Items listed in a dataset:
========

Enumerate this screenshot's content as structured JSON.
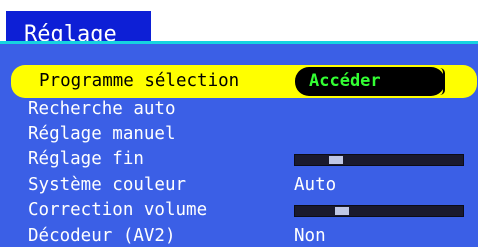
{
  "menu": {
    "title": "Réglage",
    "highlighted": {
      "label": "Programme sélection",
      "action": "Accéder"
    },
    "items": [
      {
        "label": "Recherche auto",
        "value": ""
      },
      {
        "label": "Réglage manuel",
        "value": ""
      },
      {
        "label": "Réglage fin",
        "value": "",
        "slider_level": 0.22
      },
      {
        "label": "Système couleur",
        "value": "Auto"
      },
      {
        "label": "Correction volume",
        "value": "",
        "slider_level": 0.26
      },
      {
        "label": "Décodeur (AV2)",
        "value": "Non"
      }
    ]
  },
  "colors": {
    "panel": "#3b5fe6",
    "title_bg": "#0d1fd6",
    "highlight": "#ffff00",
    "action_text": "#33ff33"
  }
}
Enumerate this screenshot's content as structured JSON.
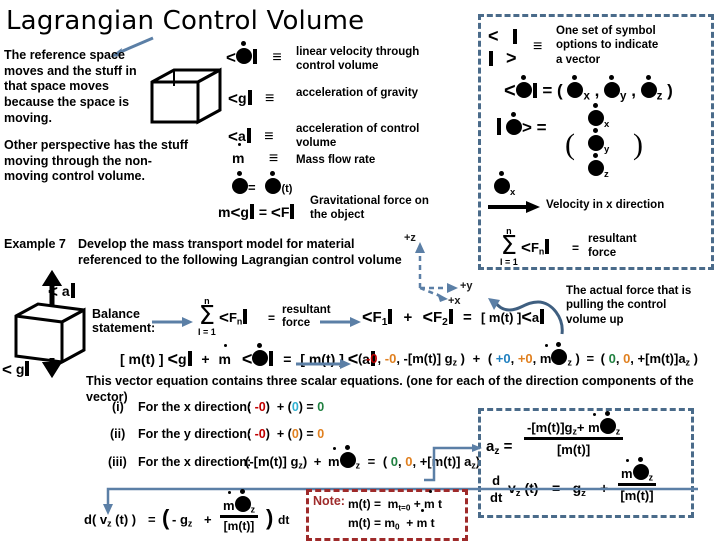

========

Aim.
Reproduce the whole listing exactly, but not the images in it.

Problem solution.
Enumerate this screenshot's content as structured JSON.
{
  "menu": {
    "title": "Réglage",
    "highlighted": {
      "label": "Programme sélection",
      "action": "Accéder"
    },
    "items": [
      {
        "label": "Recherche auto",
        "value": ""
      },
      {
        "label": "Réglage manuel",
        "value": ""
      },
      {
        "label": "Réglage fin",
        "value": "",
        "slider_level": 0.22
      },
      {
        "label": "Système couleur",
        "value": "Auto"
      },
      {
        "label": "Correction volume",
        "value": "",
        "slider_level": 0.26
      },
      {
        "label": "Décodeur (AV2)",
        "value": "Non"
      }
    ]
  },
  "colors": {
    "panel": "#3b5fe6",
    "title_bg": "#0d1fd6",
    "highlight": "#ffff00",
    "action_text": "#33ff33"
  }
}
Enumerate this screenshot's content as structured JSON.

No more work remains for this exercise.